[Start Data section]

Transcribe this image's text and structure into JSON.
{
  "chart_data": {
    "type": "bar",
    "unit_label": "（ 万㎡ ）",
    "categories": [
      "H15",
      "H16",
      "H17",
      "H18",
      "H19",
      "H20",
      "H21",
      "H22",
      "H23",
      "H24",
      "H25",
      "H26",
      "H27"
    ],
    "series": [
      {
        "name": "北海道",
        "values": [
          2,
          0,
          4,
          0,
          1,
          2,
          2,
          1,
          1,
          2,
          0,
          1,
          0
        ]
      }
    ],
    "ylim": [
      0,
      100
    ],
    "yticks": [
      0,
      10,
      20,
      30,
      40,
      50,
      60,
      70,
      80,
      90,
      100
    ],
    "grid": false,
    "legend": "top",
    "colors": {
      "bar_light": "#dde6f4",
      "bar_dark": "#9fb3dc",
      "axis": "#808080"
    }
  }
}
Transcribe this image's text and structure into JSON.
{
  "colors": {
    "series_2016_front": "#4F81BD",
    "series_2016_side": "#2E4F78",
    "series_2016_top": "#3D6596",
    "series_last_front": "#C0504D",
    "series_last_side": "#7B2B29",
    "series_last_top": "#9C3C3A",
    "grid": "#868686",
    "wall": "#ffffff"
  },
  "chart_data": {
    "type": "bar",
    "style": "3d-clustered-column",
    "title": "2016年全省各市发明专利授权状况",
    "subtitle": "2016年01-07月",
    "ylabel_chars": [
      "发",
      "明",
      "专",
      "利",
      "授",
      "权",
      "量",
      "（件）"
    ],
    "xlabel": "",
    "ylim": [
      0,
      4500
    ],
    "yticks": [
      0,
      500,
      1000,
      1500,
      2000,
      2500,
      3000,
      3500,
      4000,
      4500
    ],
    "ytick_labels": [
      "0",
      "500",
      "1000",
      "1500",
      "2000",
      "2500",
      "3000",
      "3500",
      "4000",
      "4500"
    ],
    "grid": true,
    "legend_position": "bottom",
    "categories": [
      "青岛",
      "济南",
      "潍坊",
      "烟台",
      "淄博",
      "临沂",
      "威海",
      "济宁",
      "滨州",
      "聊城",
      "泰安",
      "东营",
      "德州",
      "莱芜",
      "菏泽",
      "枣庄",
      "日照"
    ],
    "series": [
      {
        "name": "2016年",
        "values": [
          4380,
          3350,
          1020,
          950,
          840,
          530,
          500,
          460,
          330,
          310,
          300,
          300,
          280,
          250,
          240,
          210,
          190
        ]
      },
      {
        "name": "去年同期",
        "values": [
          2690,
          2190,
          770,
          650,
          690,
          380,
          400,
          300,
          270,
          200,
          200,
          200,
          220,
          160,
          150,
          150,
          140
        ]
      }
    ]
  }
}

[End Data section]

_Short task_
Repeat the listing exactly, from its first line to its last.

_The answer_
Transcribe this image's text and structure into JSON.
{
  "chart_data": {
    "type": "bar",
    "unit_label": "（ 万㎡ ）",
    "categories": [
      "H15",
      "H16",
      "H17",
      "H18",
      "H19",
      "H20",
      "H21",
      "H22",
      "H23",
      "H24",
      "H25",
      "H26",
      "H27"
    ],
    "series": [
      {
        "name": "北海道",
        "values": [
          2,
          0,
          4,
          0,
          1,
          2,
          2,
          1,
          1,
          2,
          0,
          1,
          0
        ]
      }
    ],
    "ylim": [
      0,
      100
    ],
    "yticks": [
      0,
      10,
      20,
      30,
      40,
      50,
      60,
      70,
      80,
      90,
      100
    ],
    "grid": false,
    "legend": "top",
    "colors": {
      "bar_light": "#dde6f4",
      "bar_dark": "#9fb3dc",
      "axis": "#808080"
    }
  }
}
Transcribe this image's text and structure into JSON.
{
  "colors": {
    "series_2016_front": "#4F81BD",
    "series_2016_side": "#2E4F78",
    "series_2016_top": "#3D6596",
    "series_last_front": "#C0504D",
    "series_last_side": "#7B2B29",
    "series_last_top": "#9C3C3A",
    "grid": "#868686",
    "wall": "#ffffff"
  },
  "chart_data": {
    "type": "bar",
    "style": "3d-clustered-column",
    "title": "2016年全省各市发明专利授权状况",
    "subtitle": "2016年01-07月",
    "ylabel_chars": [
      "发",
      "明",
      "专",
      "利",
      "授",
      "权",
      "量",
      "（件）"
    ],
    "xlabel": "",
    "ylim": [
      0,
      4500
    ],
    "yticks": [
      0,
      500,
      1000,
      1500,
      2000,
      2500,
      3000,
      3500,
      4000,
      4500
    ],
    "ytick_labels": [
      "0",
      "500",
      "1000",
      "1500",
      "2000",
      "2500",
      "3000",
      "3500",
      "4000",
      "4500"
    ],
    "grid": true,
    "legend_position": "bottom",
    "categories": [
      "青岛",
      "济南",
      "潍坊",
      "烟台",
      "淄博",
      "临沂",
      "威海",
      "济宁",
      "滨州",
      "聊城",
      "泰安",
      "东营",
      "德州",
      "莱芜",
      "菏泽",
      "枣庄",
      "日照"
    ],
    "series": [
      {
        "name": "2016年",
        "values": [
          4380,
          3350,
          1020,
          950,
          840,
          530,
          500,
          460,
          330,
          310,
          300,
          300,
          280,
          250,
          240,
          210,
          190
        ]
      },
      {
        "name": "去年同期",
        "values": [
          2690,
          2190,
          770,
          650,
          690,
          380,
          400,
          300,
          270,
          200,
          200,
          200,
          220,
          160,
          150,
          150,
          140
        ]
      }
    ]
  }
}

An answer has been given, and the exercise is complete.